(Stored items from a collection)
------------------------------

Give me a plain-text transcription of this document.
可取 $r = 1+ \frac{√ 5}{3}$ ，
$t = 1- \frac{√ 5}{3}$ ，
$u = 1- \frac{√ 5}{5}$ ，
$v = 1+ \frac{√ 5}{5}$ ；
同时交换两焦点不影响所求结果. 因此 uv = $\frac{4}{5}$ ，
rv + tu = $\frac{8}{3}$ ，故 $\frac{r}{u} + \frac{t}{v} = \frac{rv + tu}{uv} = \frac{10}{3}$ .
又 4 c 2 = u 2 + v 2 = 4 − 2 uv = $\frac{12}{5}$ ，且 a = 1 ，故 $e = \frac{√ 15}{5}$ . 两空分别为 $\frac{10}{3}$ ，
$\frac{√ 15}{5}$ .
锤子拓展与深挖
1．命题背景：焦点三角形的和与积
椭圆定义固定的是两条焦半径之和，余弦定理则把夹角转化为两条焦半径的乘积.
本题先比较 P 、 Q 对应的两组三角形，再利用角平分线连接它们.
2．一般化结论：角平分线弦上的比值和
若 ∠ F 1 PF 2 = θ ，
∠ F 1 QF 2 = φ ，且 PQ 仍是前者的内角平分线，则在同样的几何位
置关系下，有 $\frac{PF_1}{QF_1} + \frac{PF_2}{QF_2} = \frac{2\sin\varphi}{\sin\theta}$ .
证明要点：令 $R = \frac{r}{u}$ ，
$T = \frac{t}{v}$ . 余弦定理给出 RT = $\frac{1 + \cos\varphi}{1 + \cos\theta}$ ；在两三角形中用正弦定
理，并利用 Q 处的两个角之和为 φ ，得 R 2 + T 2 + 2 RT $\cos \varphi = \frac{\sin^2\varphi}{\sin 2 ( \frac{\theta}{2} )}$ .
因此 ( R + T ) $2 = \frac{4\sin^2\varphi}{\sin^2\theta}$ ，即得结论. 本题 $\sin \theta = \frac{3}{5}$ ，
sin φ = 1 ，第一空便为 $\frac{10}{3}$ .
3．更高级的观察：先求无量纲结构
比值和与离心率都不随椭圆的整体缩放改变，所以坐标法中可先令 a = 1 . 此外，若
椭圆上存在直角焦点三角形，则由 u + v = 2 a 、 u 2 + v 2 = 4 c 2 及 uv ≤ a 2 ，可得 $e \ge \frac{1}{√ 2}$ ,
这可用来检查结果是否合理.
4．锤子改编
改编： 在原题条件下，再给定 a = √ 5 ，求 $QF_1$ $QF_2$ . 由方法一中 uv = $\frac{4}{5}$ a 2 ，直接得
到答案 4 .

------------------------------

● INSTRUCTION
Write out all of the records once more, exactly.

● TASK OUTPUT
Give me a plain-text transcription of this document.
可取 $r = 1+ \frac{√ 5}{3}$ ，
$t = 1- \frac{√ 5}{3}$ ，
$u = 1- \frac{√ 5}{5}$ ，
$v = 1+ \frac{√ 5}{5}$ ；
同时交换两焦点不影响所求结果. 因此 uv = $\frac{4}{5}$ ，
rv + tu = $\frac{8}{3}$ ，故 $\frac{r}{u} + \frac{t}{v} = \frac{rv + tu}{uv} = \frac{10}{3}$ .
又 4 c 2 = u 2 + v 2 = 4 − 2 uv = $\frac{12}{5}$ ，且 a = 1 ，故 $e = \frac{√ 15}{5}$ . 两空分别为 $\frac{10}{3}$ ，
$\frac{√ 15}{5}$ .
锤子拓展与深挖
1．命题背景：焦点三角形的和与积
椭圆定义固定的是两条焦半径之和，余弦定理则把夹角转化为两条焦半径的乘积.
本题先比较 P 、 Q 对应的两组三角形，再利用角平分线连接它们.
2．一般化结论：角平分线弦上的比值和
若 ∠ F 1 PF 2 = θ ，
∠ F 1 QF 2 = φ ，且 PQ 仍是前者的内角平分线，则在同样的几何位
置关系下，有 $\frac{PF_1}{QF_1} + \frac{PF_2}{QF_2} = \frac{2\sin\varphi}{\sin\theta}$ .
证明要点：令 $R = \frac{r}{u}$ ，
$T = \frac{t}{v}$ . 余弦定理给出 RT = $\frac{1 + \cos\varphi}{1 + \cos\theta}$ ；在两三角形中用正弦定
理，并利用 Q 处的两个角之和为 φ ，得 R 2 + T 2 + 2 RT $\cos \varphi = \frac{\sin^2\varphi}{\sin 2 ( \frac{\theta}{2} )}$ .
因此 ( R + T ) $2 = \frac{4\sin^2\varphi}{\sin^2\theta}$ ，即得结论. 本题 $\sin \theta = \frac{3}{5}$ ，
sin φ = 1 ，第一空便为 $\frac{10}{3}$ .
3．更高级的观察：先求无量纲结构
比值和与离心率都不随椭圆的整体缩放改变，所以坐标法中可先令 a = 1 . 此外，若
椭圆上存在直角焦点三角形，则由 u + v = 2 a 、 u 2 + v 2 = 4 c 2 及 uv ≤ a 2 ，可得 $e \ge \frac{1}{√ 2}$ ,
这可用来检查结果是否合理.
4．锤子改编
改编： 在原题条件下，再给定 a = √ 5 ，求 $QF_1$ $QF_2$ . 由方法一中 uv = $\frac{4}{5}$ a 2 ，直接得
到答案 4 .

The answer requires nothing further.